Transcribe the lines exactly, beginning with the one that contains "What's the underlying" and ending with the final line of the records. Do not transcribe pictures.

» TASK INPUT
========================================================================

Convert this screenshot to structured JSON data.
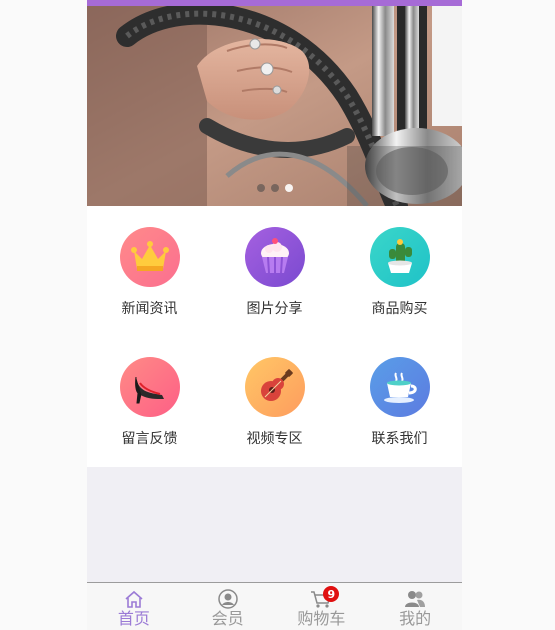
{
  "banner": {
    "image": "steering-wheel-photo",
    "dots_count": 3,
    "active_dot": 2
  },
  "menu": {
    "items": [
      {
        "label": "新闻资讯",
        "icon": "crown-icon",
        "color_from": "#ff8a8a",
        "color_to": "#fb6f8f"
      },
      {
        "label": "图片分享",
        "icon": "cupcake-icon",
        "color_from": "#a560e0",
        "color_to": "#7a4ad0"
      },
      {
        "label": "商品购买",
        "icon": "cactus-icon",
        "color_from": "#3ad6c9",
        "color_to": "#1fc2c8"
      },
      {
        "label": "留言反馈",
        "icon": "high-heel-icon",
        "color_from": "#ff8b86",
        "color_to": "#fd5f86"
      },
      {
        "label": "视频专区",
        "icon": "guitar-icon",
        "color_from": "#ffc766",
        "color_to": "#fe9c5e"
      },
      {
        "label": "联系我们",
        "icon": "coffee-cup-icon",
        "color_from": "#5a9ee8",
        "color_to": "#5c7be0"
      }
    ]
  },
  "tabbar": {
    "items": [
      {
        "label": "首页",
        "icon": "home-icon",
        "active": true
      },
      {
        "label": "会员",
        "icon": "user-icon",
        "active": false
      },
      {
        "label": "购物车",
        "icon": "cart-icon",
        "active": false,
        "badge": "9"
      },
      {
        "label": "我的",
        "icon": "people-icon",
        "active": false
      }
    ]
  },
  "colors": {
    "accent": "#9b7bd6",
    "topbar": "#a66bd6",
    "badge": "#e01010"
  }
}
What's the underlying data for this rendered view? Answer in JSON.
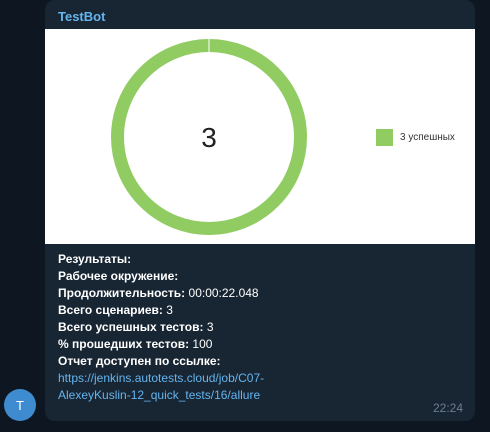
{
  "chat": {
    "avatar_letter": "T",
    "sender": "TestBot",
    "time": "22:24"
  },
  "chart_data": {
    "type": "pie",
    "center_label": "3",
    "slices": [
      {
        "name": "3 успешных",
        "value": 3,
        "color": "#91cc63"
      }
    ],
    "legend": "right"
  },
  "message": {
    "results_label": "Результаты:",
    "env_label": "Рабочее окружение:",
    "duration_label": "Продолжительность:",
    "duration_value": " 00:00:22.048",
    "scenarios_label": "Всего сценариев:",
    "scenarios_value": " 3",
    "passed_label": "Всего успешных тестов:",
    "passed_value": " 3",
    "percent_label": "% прошедших тестов:",
    "percent_value": " 100",
    "report_label": "Отчет доступен по ссылке:",
    "report_link": "https://jenkins.autotests.cloud/job/C07-AlexeyKuslin-12_quick_tests/16/allure",
    "report_link_line1": "https://jenkins.autotests.cloud/job/C07-",
    "report_link_line2": "AlexeyKuslin-12_quick_tests/16/allure"
  }
}
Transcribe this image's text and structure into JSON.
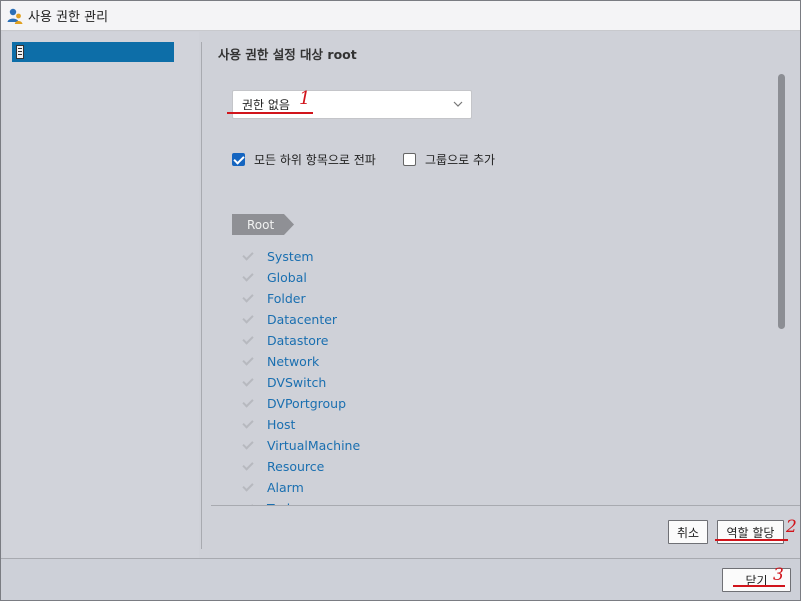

========================================================================

» TASK OUTPUT
What's the underlying data for this rendered view? Answer in JSON.
{
  "chat": {
    "avatar_letter": "T",
    "sender": "TestBot",
    "time": "22:24"
  },
  "chart_data": {
    "type": "pie",
    "center_label": "3",
    "slices": [
      {
        "name": "3 успешных",
        "value": 3,
        "color": "#91cc63"
      }
    ],
    "legend": "right"
  },
  "message": {
    "results_label": "Результаты:",
    "env_label": "Рабочее окружение:",
    "duration_label": "Продолжительность:",
    "duration_value": " 00:00:22.048",
    "scenarios_label": "Всего сценариев:",
    "scenarios_value": " 3",
    "passed_label": "Всего успешных тестов:",
    "passed_value": " 3",
    "percent_label": "% прошедших тестов:",
    "percent_value": " 100",
    "report_label": "Отчет доступен по ссылке:",
    "report_link": "https://jenkins.autotests.cloud/job/C07-AlexeyKuslin-12_quick_tests/16/allure",
    "report_link_line1": "https://jenkins.autotests.cloud/job/C07-",
    "report_link_line2": "AlexeyKuslin-12_quick_tests/16/allure"
  }
}
Transcribe this image's text and structure into JSON.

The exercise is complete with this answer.